__EXTRACT__:
- - -
At that cheap price though i might still get one and i might get TBC/DNR NTSC too a bit later. i dont want to leave this too long though or else i will be thinking why did i not pick up one of those $15 JVCs on ebay.

All this stuff is so confusing when everyone has differing opinions on whats bad/good. I have spent months reading forums and sites and when i think i have it all worked out someone else has a differing opinion.
Cyclone82 is offline  
post #14 of 22 Old 05-08-2012, 10:51 AM
AVS Special Member
 
CitiBear's Avatar
 
Join Date: Dec 2007
Posts: 3,047
Mentioned: 0 Post(s)
Tagged: 0 Thread(s)
Quoted: 25 Post(s)
Liked: 50
Quote:
Originally Posted by Cyclone82 View Post

All this stuff is so confusing when everyone has differing opinions on whats bad/good. I have spent months reading forums and sites and when i think i have it all worked out someone else has a differing opinion.

Thats the point I was trying to make about the TBC/DNR thing. The one aspect of this that forum posters fail to factor is the relentless passage of time: aside from the DVHS models, these "high end" VCRs are all old, well-used, and getting older by the minute. Old stereo audio amplifiers were better than new models, and are relatively easy to repair/restore. Old VCRs just get worse with time, and every year that passes they get much worse. Parts get scarcer, repair people with the dedicated tools vanish, pretty soon a TBC/DNR SVHS made in 1990 will be nothing but a doorstop.
- - -
Dataset entries
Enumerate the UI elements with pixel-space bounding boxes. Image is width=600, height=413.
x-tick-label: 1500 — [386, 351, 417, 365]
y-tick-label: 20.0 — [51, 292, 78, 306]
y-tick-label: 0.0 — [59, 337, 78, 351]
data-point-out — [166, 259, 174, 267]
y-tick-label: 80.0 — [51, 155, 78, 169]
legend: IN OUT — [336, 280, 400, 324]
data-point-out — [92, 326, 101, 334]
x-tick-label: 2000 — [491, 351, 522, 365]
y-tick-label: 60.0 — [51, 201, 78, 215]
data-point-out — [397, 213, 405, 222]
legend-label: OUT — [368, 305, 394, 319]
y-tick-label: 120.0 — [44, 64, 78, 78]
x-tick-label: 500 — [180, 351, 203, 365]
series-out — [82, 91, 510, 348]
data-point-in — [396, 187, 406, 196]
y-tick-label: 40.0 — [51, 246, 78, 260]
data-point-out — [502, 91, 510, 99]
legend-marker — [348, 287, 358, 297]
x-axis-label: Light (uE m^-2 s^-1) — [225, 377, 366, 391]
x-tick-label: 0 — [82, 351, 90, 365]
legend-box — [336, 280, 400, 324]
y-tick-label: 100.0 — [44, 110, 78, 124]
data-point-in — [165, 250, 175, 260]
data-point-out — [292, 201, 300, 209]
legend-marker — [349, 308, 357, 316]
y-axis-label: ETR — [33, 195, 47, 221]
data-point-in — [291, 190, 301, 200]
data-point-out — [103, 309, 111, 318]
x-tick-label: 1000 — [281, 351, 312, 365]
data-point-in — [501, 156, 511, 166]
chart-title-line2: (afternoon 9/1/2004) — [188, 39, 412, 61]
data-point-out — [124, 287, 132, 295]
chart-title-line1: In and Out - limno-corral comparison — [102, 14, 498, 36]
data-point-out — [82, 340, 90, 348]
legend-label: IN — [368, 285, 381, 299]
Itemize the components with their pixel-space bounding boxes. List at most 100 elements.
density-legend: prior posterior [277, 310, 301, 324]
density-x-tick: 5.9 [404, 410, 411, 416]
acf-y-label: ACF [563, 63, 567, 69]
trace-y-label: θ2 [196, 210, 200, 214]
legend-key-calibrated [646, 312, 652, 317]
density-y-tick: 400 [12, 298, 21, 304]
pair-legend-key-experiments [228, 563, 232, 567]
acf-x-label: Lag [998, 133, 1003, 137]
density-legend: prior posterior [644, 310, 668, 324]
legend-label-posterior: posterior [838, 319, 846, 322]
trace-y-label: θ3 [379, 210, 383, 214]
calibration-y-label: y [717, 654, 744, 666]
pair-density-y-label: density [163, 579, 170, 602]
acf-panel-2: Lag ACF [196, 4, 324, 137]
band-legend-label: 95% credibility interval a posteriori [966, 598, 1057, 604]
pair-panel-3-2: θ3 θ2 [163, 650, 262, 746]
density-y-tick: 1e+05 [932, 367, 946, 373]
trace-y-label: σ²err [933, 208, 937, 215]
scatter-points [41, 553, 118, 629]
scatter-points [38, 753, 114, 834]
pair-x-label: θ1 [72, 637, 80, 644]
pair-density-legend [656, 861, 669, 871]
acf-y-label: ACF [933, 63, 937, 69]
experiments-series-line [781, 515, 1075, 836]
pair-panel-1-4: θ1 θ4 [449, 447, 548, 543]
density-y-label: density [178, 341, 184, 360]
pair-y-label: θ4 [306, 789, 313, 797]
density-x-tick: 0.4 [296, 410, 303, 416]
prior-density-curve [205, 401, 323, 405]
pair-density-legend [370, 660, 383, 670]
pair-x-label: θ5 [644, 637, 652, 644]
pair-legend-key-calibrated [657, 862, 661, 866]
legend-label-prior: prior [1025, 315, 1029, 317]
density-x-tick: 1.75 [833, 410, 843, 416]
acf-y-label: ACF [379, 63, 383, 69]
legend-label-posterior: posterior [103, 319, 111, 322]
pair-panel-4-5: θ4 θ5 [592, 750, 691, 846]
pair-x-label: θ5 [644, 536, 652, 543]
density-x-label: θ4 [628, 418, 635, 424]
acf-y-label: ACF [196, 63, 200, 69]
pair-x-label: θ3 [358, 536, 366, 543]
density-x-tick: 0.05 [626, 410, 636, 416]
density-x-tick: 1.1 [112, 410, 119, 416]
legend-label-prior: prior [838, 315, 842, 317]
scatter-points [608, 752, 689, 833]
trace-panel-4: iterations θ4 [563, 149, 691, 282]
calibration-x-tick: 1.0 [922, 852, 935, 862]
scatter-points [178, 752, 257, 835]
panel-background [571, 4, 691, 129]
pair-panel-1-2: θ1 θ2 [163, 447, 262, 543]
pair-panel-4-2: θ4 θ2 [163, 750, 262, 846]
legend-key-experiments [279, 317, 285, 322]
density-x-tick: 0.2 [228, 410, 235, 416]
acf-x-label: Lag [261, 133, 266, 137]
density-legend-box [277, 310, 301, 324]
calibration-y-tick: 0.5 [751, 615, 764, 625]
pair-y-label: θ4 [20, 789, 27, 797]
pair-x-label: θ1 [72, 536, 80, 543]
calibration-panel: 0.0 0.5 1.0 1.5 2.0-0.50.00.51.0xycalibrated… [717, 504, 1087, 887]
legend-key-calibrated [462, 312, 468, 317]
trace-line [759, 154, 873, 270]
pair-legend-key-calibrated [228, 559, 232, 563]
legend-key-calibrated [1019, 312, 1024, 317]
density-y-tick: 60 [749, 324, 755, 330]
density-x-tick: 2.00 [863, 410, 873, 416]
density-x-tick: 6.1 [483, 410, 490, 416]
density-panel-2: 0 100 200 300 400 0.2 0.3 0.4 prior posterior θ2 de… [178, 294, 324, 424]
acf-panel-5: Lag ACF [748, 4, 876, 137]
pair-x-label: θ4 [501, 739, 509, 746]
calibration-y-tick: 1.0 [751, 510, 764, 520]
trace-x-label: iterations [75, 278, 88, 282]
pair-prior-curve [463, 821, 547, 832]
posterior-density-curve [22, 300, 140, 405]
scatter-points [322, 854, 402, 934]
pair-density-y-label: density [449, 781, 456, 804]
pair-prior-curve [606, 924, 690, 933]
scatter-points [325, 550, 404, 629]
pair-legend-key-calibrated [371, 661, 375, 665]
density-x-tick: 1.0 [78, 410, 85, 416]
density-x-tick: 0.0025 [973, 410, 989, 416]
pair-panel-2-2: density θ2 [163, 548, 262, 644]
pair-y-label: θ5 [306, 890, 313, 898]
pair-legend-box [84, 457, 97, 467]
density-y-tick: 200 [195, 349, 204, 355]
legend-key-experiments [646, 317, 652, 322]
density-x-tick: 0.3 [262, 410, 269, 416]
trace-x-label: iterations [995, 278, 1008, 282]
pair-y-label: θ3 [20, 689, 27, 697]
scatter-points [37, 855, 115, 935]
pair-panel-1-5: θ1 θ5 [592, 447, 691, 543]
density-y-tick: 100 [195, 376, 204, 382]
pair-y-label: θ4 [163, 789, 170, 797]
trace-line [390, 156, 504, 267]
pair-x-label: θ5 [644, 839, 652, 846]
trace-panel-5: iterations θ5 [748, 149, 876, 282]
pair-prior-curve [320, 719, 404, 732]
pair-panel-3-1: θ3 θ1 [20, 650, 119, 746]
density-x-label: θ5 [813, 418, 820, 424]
- - -
__ASSIGNED TASK 1__: Quote the VCR forum thread, the stretch from "Tagged: 0 Thread(s)" through "but a doorstop.".
__ASSIGNED TASK 2__: In the VCR forum thread, what does CitiBear say a TBC/DNR SVHS made in 1990 will soon be?

__WRITTEN RESPONSE 1__:
Tagged: 0 Thread(s)
Quoted: 25 Post(s)
Liked: 50
Quote:
Originally Posted by Cyclone82 View Post

All this stuff is so confusing when everyone has differing opinions on whats bad/good. I have spent months reading forums and sites and when i think i have it all worked out someone else has a differing opinion.

Thats the point I was trying to make about the TBC/DNR thing. The one aspect of this that forum posters fail to factor is the relentless passage of time: aside from the DVHS models, these "high end" VCRs are all old, well-used, and getting older by the minute. Old stereo audio amplifiers were better than new models, and are relatively easy to repair/restore. Old VCRs just get worse with time, and every year that passes they get much worse. Parts get scarcer, repair people with the dedicated tools vanish, pretty soon a TBC/DNR SVHS made in 1990 will be nothing but a doorstop.

__WRITTEN RESPONSE 2__: Nothing but a doorstop.